Drop all pictures and repeat exactly the lines from the line holding "Output the text content of this document." through the end of the records.
□ □ □
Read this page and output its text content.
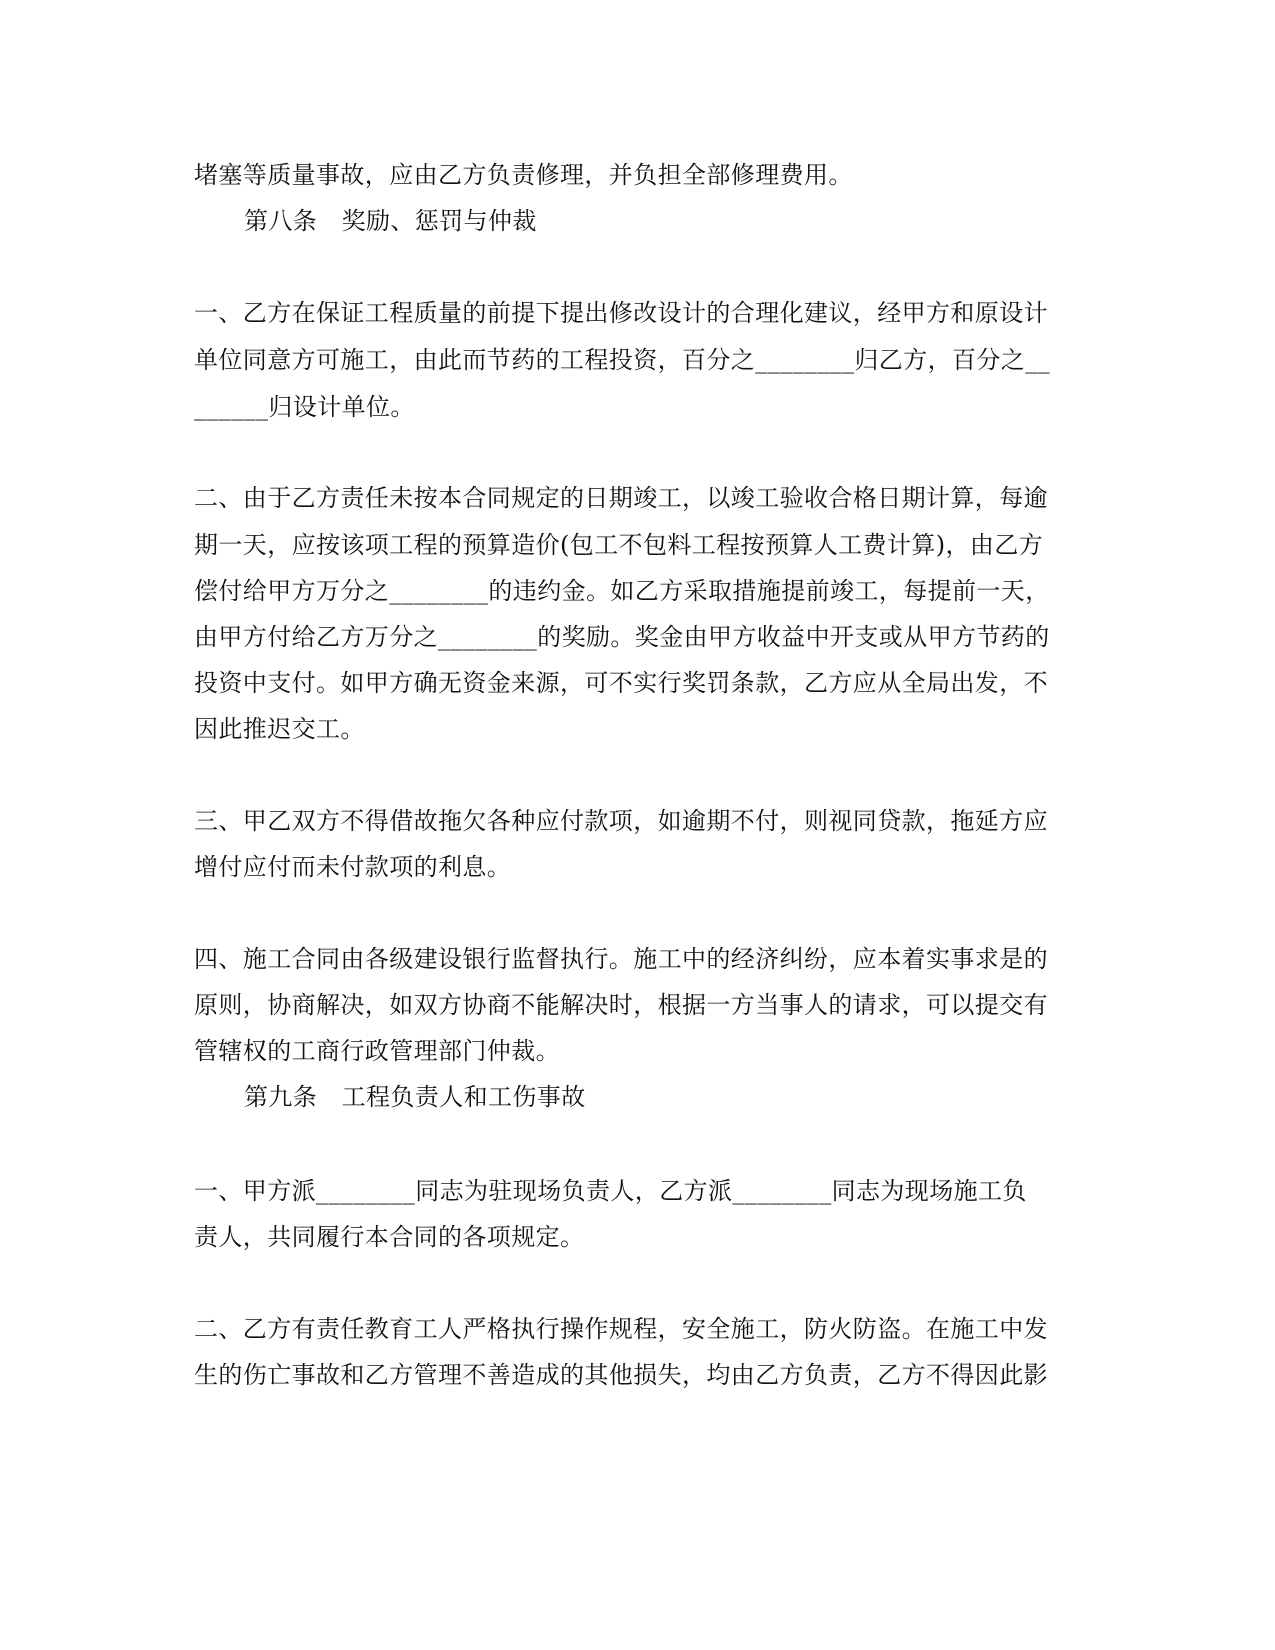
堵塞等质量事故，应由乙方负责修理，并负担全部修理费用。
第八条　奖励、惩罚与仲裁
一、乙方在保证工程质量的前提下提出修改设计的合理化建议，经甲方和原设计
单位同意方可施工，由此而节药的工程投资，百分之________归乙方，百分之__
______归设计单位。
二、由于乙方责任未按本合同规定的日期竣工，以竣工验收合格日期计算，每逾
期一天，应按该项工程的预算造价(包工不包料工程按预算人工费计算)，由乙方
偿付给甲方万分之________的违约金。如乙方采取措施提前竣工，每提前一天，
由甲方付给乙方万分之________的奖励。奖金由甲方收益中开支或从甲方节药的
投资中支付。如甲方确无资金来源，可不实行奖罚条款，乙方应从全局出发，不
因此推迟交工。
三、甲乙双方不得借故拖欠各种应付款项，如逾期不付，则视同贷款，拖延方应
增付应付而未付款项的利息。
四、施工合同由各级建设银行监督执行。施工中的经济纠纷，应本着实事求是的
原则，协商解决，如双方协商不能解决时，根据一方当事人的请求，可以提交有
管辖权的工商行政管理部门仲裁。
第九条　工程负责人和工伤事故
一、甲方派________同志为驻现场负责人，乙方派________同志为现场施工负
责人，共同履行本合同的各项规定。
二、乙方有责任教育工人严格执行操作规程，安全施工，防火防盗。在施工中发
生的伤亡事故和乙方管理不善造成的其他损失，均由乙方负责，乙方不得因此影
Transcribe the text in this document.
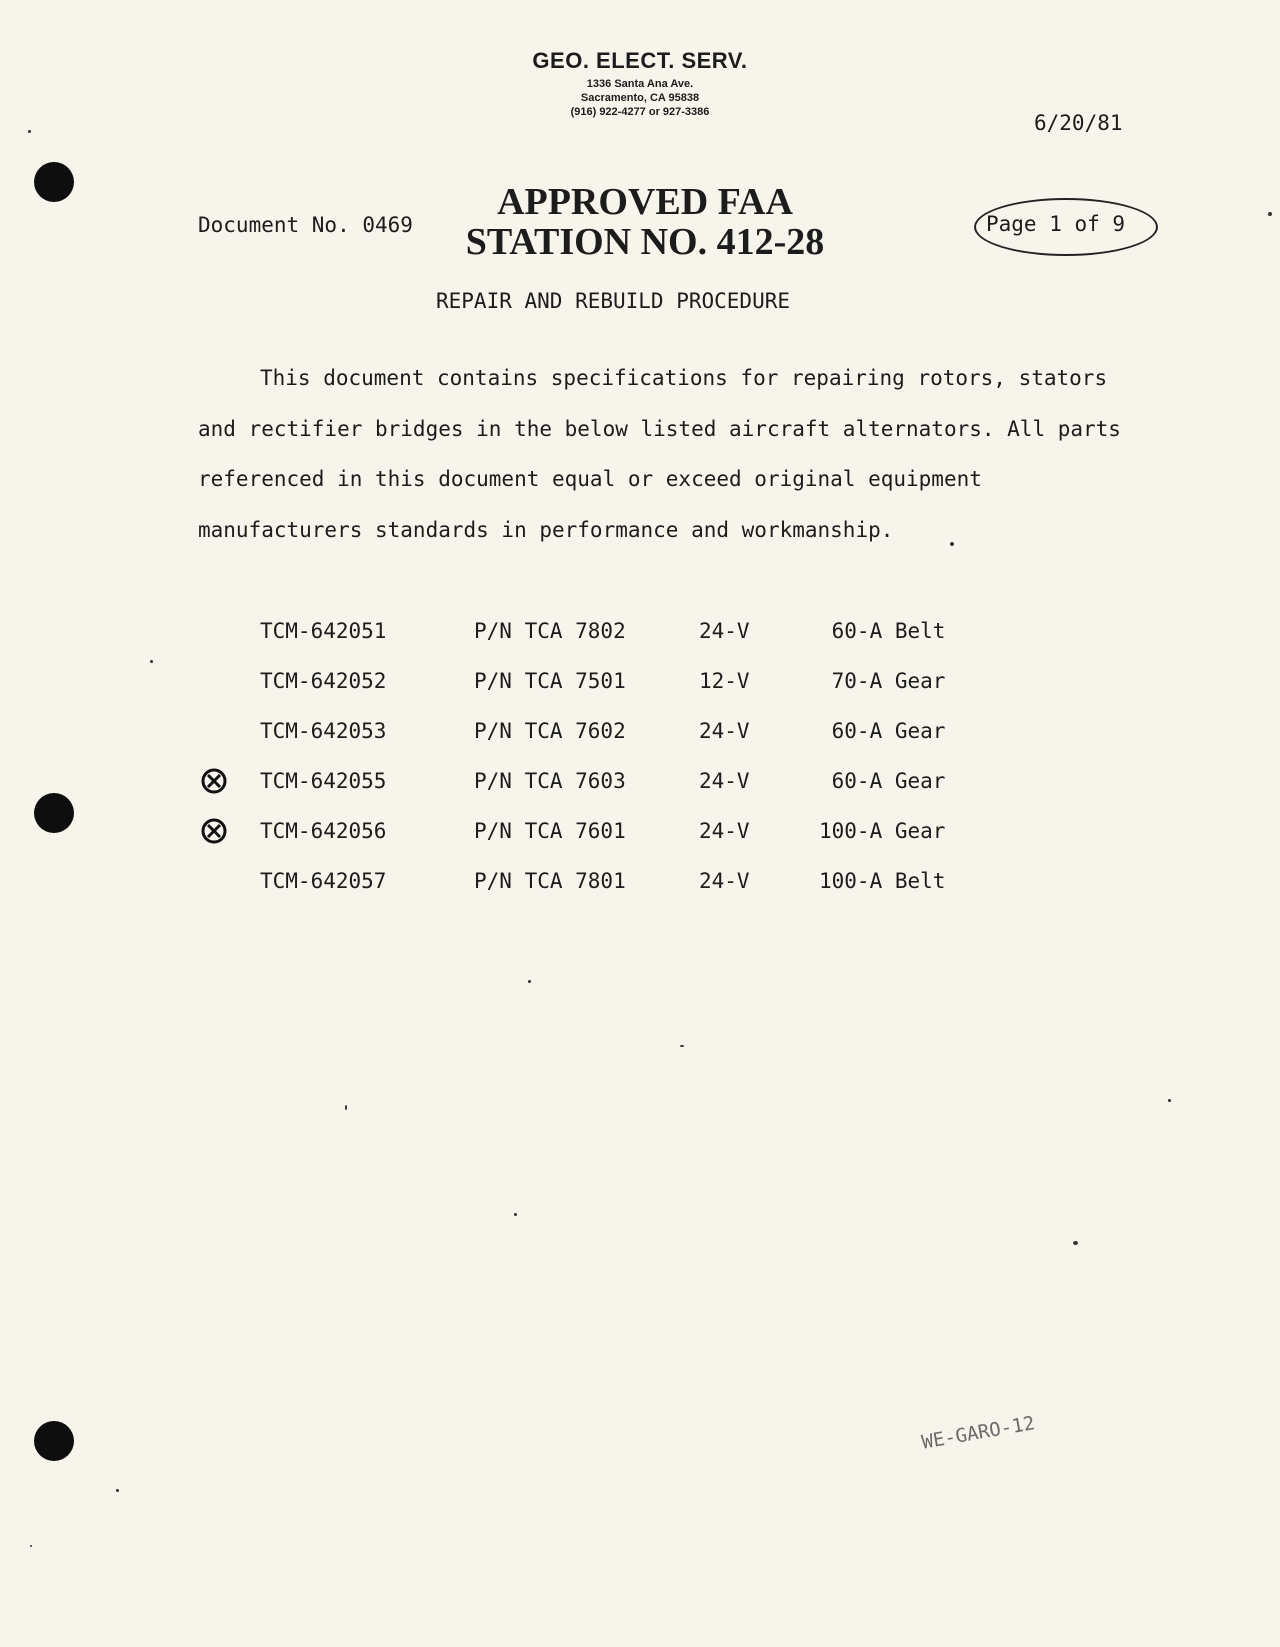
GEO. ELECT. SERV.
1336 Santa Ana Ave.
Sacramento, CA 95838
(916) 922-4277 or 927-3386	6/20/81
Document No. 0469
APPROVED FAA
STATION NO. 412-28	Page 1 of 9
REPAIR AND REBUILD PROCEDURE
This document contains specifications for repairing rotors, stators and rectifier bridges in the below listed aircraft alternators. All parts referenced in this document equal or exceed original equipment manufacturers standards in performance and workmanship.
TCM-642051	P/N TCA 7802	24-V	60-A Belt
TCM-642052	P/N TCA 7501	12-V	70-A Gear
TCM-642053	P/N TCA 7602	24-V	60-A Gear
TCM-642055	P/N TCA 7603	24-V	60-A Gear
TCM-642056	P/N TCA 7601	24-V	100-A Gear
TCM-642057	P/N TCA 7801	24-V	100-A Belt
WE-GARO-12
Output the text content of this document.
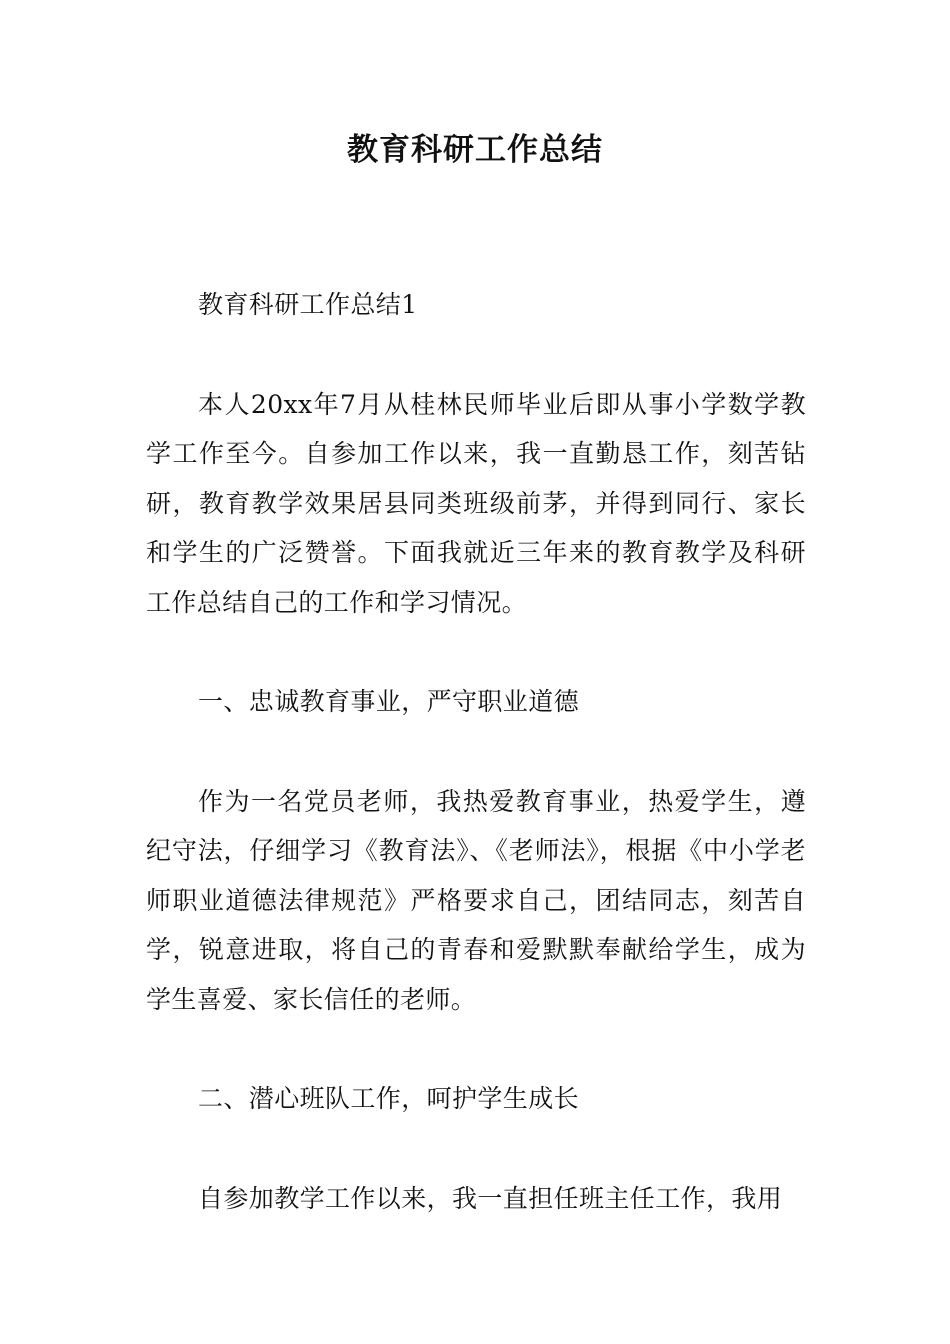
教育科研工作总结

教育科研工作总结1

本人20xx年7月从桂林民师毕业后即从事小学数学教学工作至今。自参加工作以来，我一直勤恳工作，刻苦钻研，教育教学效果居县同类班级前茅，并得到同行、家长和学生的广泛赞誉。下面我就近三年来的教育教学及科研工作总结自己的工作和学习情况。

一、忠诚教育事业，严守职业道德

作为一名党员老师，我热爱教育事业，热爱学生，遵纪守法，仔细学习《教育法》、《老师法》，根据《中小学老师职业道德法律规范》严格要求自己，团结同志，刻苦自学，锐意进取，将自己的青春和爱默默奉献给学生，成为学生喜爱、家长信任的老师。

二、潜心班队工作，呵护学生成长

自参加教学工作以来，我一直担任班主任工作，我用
□ □ □
= Finished task =
Output the text content of this document.
教育科研工作总结

教育科研工作总结1

本人20xx年7月从桂林民师毕业后即从事小学数学教学工作至今。自参加工作以来，我一直勤恳工作，刻苦钻研，教育教学效果居县同类班级前茅，并得到同行、家长和学生的广泛赞誉。下面我就近三年来的教育教学及科研工作总结自己的工作和学习情况。

一、忠诚教育事业，严守职业道德

作为一名党员老师，我热爱教育事业，热爱学生，遵纪守法，仔细学习《教育法》、《老师法》，根据《中小学老师职业道德法律规范》严格要求自己，团结同志，刻苦自学，锐意进取，将自己的青春和爱默默奉献给学生，成为学生喜爱、家长信任的老师。

二、潜心班队工作，呵护学生成长

自参加教学工作以来，我一直担任班主任工作，我用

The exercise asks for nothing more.